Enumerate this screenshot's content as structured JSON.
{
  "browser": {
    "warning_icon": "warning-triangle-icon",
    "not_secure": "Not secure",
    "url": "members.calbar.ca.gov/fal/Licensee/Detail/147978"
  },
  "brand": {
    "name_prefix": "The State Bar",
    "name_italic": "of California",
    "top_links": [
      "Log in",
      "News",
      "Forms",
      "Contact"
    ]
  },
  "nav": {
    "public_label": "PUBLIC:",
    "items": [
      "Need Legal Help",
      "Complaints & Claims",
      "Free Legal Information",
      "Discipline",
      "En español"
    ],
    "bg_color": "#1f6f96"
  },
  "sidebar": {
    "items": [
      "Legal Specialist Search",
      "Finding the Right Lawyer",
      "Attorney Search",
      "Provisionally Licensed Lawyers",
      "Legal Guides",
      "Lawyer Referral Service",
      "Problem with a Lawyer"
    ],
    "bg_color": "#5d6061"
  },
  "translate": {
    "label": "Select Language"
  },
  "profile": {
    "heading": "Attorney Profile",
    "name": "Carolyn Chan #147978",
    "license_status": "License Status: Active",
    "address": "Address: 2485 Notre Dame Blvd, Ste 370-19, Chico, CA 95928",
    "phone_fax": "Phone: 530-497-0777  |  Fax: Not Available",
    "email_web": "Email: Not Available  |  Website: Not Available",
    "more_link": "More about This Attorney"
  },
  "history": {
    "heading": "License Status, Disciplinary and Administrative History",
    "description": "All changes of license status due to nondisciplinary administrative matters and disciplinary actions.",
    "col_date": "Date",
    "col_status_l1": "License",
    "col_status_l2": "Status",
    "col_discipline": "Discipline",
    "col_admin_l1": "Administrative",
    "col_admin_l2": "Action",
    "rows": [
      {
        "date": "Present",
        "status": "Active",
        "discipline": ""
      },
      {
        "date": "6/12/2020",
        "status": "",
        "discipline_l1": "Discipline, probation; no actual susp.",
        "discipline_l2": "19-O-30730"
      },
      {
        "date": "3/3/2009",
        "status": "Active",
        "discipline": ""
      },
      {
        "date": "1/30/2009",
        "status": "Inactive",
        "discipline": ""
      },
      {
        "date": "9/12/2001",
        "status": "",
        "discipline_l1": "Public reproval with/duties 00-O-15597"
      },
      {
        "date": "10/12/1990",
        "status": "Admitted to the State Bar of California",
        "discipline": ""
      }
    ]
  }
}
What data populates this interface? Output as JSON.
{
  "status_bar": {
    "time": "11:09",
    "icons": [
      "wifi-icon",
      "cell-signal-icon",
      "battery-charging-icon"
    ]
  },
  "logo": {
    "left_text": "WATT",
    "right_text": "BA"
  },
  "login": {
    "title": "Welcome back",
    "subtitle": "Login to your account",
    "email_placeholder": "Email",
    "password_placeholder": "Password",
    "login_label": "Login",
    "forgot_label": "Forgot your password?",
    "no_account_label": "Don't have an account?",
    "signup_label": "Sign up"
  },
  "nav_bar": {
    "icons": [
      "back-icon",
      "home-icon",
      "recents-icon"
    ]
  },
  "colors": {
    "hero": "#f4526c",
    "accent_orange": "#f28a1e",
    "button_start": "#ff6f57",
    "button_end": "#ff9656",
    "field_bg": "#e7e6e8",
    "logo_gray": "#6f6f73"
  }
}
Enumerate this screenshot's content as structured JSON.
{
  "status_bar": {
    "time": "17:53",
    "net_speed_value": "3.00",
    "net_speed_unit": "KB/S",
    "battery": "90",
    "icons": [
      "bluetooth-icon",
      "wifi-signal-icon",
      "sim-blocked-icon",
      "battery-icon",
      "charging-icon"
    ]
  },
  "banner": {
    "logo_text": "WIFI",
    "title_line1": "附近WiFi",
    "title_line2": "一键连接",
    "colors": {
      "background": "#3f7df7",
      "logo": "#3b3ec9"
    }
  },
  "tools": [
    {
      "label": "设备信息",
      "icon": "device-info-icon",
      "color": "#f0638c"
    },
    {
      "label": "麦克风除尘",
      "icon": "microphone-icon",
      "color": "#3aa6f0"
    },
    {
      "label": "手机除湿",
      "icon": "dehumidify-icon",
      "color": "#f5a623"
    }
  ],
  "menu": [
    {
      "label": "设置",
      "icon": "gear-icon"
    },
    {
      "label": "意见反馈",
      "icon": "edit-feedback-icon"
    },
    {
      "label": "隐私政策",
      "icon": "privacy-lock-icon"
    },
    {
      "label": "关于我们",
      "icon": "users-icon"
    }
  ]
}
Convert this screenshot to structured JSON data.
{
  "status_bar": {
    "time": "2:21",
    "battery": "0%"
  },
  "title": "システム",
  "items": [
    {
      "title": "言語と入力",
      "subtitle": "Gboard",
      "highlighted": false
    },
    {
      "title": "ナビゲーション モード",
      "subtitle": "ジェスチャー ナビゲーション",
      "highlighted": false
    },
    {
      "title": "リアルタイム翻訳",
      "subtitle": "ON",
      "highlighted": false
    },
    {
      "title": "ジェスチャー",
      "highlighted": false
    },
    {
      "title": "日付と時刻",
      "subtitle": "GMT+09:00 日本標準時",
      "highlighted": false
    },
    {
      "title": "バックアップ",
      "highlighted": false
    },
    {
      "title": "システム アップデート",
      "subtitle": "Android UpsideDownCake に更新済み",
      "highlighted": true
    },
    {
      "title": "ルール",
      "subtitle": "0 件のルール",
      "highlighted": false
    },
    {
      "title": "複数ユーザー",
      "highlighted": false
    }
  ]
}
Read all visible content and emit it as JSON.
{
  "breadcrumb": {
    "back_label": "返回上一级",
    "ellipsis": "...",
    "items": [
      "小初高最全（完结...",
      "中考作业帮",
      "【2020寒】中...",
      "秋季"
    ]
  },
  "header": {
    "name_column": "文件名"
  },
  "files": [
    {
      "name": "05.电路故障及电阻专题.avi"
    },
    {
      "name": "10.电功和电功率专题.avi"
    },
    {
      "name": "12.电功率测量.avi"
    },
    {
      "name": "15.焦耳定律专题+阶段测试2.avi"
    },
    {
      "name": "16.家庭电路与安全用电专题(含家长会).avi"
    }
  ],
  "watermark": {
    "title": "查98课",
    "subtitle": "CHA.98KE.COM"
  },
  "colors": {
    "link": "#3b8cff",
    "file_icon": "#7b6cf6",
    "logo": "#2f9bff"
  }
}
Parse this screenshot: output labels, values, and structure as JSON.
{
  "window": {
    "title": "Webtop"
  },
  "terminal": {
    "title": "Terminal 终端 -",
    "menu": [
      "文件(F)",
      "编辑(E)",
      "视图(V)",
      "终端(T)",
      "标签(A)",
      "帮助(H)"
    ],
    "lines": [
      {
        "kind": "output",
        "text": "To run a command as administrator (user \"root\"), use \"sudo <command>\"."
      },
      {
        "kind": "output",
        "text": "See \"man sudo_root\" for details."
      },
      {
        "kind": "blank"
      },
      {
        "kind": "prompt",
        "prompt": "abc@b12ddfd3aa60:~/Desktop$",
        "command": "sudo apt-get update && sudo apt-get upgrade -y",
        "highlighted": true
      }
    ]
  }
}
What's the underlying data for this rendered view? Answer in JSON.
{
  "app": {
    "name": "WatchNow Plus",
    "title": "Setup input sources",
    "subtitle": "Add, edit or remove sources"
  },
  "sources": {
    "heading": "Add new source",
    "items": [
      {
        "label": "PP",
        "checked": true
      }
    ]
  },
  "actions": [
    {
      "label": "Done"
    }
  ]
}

------------------------------

## STATED PROBLEM
Return each entry from above without altering a single character.

## SOLVED PROBLEM
Enumerate this screenshot's content as structured JSON.
{
  "browser": {
    "warning_icon": "warning-triangle-icon",
    "not_secure": "Not secure",
    "url": "members.calbar.ca.gov/fal/Licensee/Detail/147978"
  },
  "brand": {
    "name_prefix": "The State Bar",
    "name_italic": "of California",
    "top_links": [
      "Log in",
      "News",
      "Forms",
      "Contact"
    ]
  },
  "nav": {
    "public_label": "PUBLIC:",
    "items": [
      "Need Legal Help",
      "Complaints & Claims",
      "Free Legal Information",
      "Discipline",
      "En español"
    ],
    "bg_color": "#1f6f96"
  },
  "sidebar": {
    "items": [
      "Legal Specialist Search",
      "Finding the Right Lawyer",
      "Attorney Search",
      "Provisionally Licensed Lawyers",
      "Legal Guides",
      "Lawyer Referral Service",
      "Problem with a Lawyer"
    ],
    "bg_color": "#5d6061"
  },
  "translate": {
    "label": "Select Language"
  },
  "profile": {
    "heading": "Attorney Profile",
    "name": "Carolyn Chan #147978",
    "license_status": "License Status: Active",
    "address": "Address: 2485 Notre Dame Blvd, Ste 370-19, Chico, CA 95928",
    "phone_fax": "Phone: 530-497-0777  |  Fax: Not Available",
    "email_web": "Email: Not Available  |  Website: Not Available",
    "more_link": "More about This Attorney"
  },
  "history": {
    "heading": "License Status, Disciplinary and Administrative History",
    "description": "All changes of license status due to nondisciplinary administrative matters and disciplinary actions.",
    "col_date": "Date",
    "col_status_l1": "License",
    "col_status_l2": "Status",
    "col_discipline": "Discipline",
    "col_admin_l1": "Administrative",
    "col_admin_l2": "Action",
    "rows": [
      {
        "date": "Present",
        "status": "Active",
        "discipline": ""
      },
      {
        "date": "6/12/2020",
        "status": "",
        "discipline_l1": "Discipline, probation; no actual susp.",
        "discipline_l2": "19-O-30730"
      },
      {
        "date": "3/3/2009",
        "status": "Active",
        "discipline": ""
      },
      {
        "date": "1/30/2009",
        "status": "Inactive",
        "discipline": ""
      },
      {
        "date": "9/12/2001",
        "status": "",
        "discipline_l1": "Public reproval with/duties 00-O-15597"
      },
      {
        "date": "10/12/1990",
        "status": "Admitted to the State Bar of California",
        "discipline": ""
      }
    ]
  }
}
What data populates this interface? Output as JSON.
{
  "status_bar": {
    "time": "11:09",
    "icons": [
      "wifi-icon",
      "cell-signal-icon",
      "battery-charging-icon"
    ]
  },
  "logo": {
    "left_text": "WATT",
    "right_text": "BA"
  },
  "login": {
    "title": "Welcome back",
    "subtitle": "Login to your account",
    "email_placeholder": "Email",
    "password_placeholder": "Password",
    "login_label": "Login",
    "forgot_label": "Forgot your password?",
    "no_account_label": "Don't have an account?",
    "signup_label": "Sign up"
  },
  "nav_bar": {
    "icons": [
      "back-icon",
      "home-icon",
      "recents-icon"
    ]
  },
  "colors": {
    "hero": "#f4526c",
    "accent_orange": "#f28a1e",
    "button_start": "#ff6f57",
    "button_end": "#ff9656",
    "field_bg": "#e7e6e8",
    "logo_gray": "#6f6f73"
  }
}
Enumerate this screenshot's content as structured JSON.
{
  "status_bar": {
    "time": "17:53",
    "net_speed_value": "3.00",
    "net_speed_unit": "KB/S",
    "battery": "90",
    "icons": [
      "bluetooth-icon",
      "wifi-signal-icon",
      "sim-blocked-icon",
      "battery-icon",
      "charging-icon"
    ]
  },
  "banner": {
    "logo_text": "WIFI",
    "title_line1": "附近WiFi",
    "title_line2": "一键连接",
    "colors": {
      "background": "#3f7df7",
      "logo": "#3b3ec9"
    }
  },
  "tools": [
    {
      "label": "设备信息",
      "icon": "device-info-icon",
      "color": "#f0638c"
    },
    {
      "label": "麦克风除尘",
      "icon": "microphone-icon",
      "color": "#3aa6f0"
    },
    {
      "label": "手机除湿",
      "icon": "dehumidify-icon",
      "color": "#f5a623"
    }
  ],
  "menu": [
    {
      "label": "设置",
      "icon": "gear-icon"
    },
    {
      "label": "意见反馈",
      "icon": "edit-feedback-icon"
    },
    {
      "label": "隐私政策",
      "icon": "privacy-lock-icon"
    },
    {
      "label": "关于我们",
      "icon": "users-icon"
    }
  ]
}
Convert this screenshot to structured JSON data.
{
  "status_bar": {
    "time": "2:21",
    "battery": "0%"
  },
  "title": "システム",
  "items": [
    {
      "title": "言語と入力",
      "subtitle": "Gboard",
      "highlighted": false
    },
    {
      "title": "ナビゲーション モード",
      "subtitle": "ジェスチャー ナビゲーション",
      "highlighted": false
    },
    {
      "title": "リアルタイム翻訳",
      "subtitle": "ON",
      "highlighted": false
    },
    {
      "title": "ジェスチャー",
      "highlighted": false
    },
    {
      "title": "日付と時刻",
      "subtitle": "GMT+09:00 日本標準時",
      "highlighted": false
    },
    {
      "title": "バックアップ",
      "highlighted": false
    },
    {
      "title": "システム アップデート",
      "subtitle": "Android UpsideDownCake に更新済み",
      "highlighted": true
    },
    {
      "title": "ルール",
      "subtitle": "0 件のルール",
      "highlighted": false
    },
    {
      "title": "複数ユーザー",
      "highlighted": false
    }
  ]
}
Read all visible content and emit it as JSON.
{
  "breadcrumb": {
    "back_label": "返回上一级",
    "ellipsis": "...",
    "items": [
      "小初高最全（完结...",
      "中考作业帮",
      "【2020寒】中...",
      "秋季"
    ]
  },
  "header": {
    "name_column": "文件名"
  },
  "files": [
    {
      "name": "05.电路故障及电阻专题.avi"
    },
    {
      "name": "10.电功和电功率专题.avi"
    },
    {
      "name": "12.电功率测量.avi"
    },
    {
      "name": "15.焦耳定律专题+阶段测试2.avi"
    },
    {
      "name": "16.家庭电路与安全用电专题(含家长会).avi"
    }
  ],
  "watermark": {
    "title": "查98课",
    "subtitle": "CHA.98KE.COM"
  },
  "colors": {
    "link": "#3b8cff",
    "file_icon": "#7b6cf6",
    "logo": "#2f9bff"
  }
}
Parse this screenshot: output labels, values, and structure as JSON.
{
  "window": {
    "title": "Webtop"
  },
  "terminal": {
    "title": "Terminal 终端 -",
    "menu": [
      "文件(F)",
      "编辑(E)",
      "视图(V)",
      "终端(T)",
      "标签(A)",
      "帮助(H)"
    ],
    "lines": [
      {
        "kind": "output",
        "text": "To run a command as administrator (user \"root\"), use \"sudo <command>\"."
      },
      {
        "kind": "output",
        "text": "See \"man sudo_root\" for details."
      },
      {
        "kind": "blank"
      },
      {
        "kind": "prompt",
        "prompt": "abc@b12ddfd3aa60:~/Desktop$",
        "command": "sudo apt-get update && sudo apt-get upgrade -y",
        "highlighted": true
      }
    ]
  }
}
What's the underlying data for this rendered view? Answer in JSON.
{
  "app": {
    "name": "WatchNow Plus",
    "title": "Setup input sources",
    "subtitle": "Add, edit or remove sources"
  },
  "sources": {
    "heading": "Add new source",
    "items": [
      {
        "label": "PP",
        "checked": true
      }
    ]
  },
  "actions": [
    {
      "label": "Done"
    }
  ]
}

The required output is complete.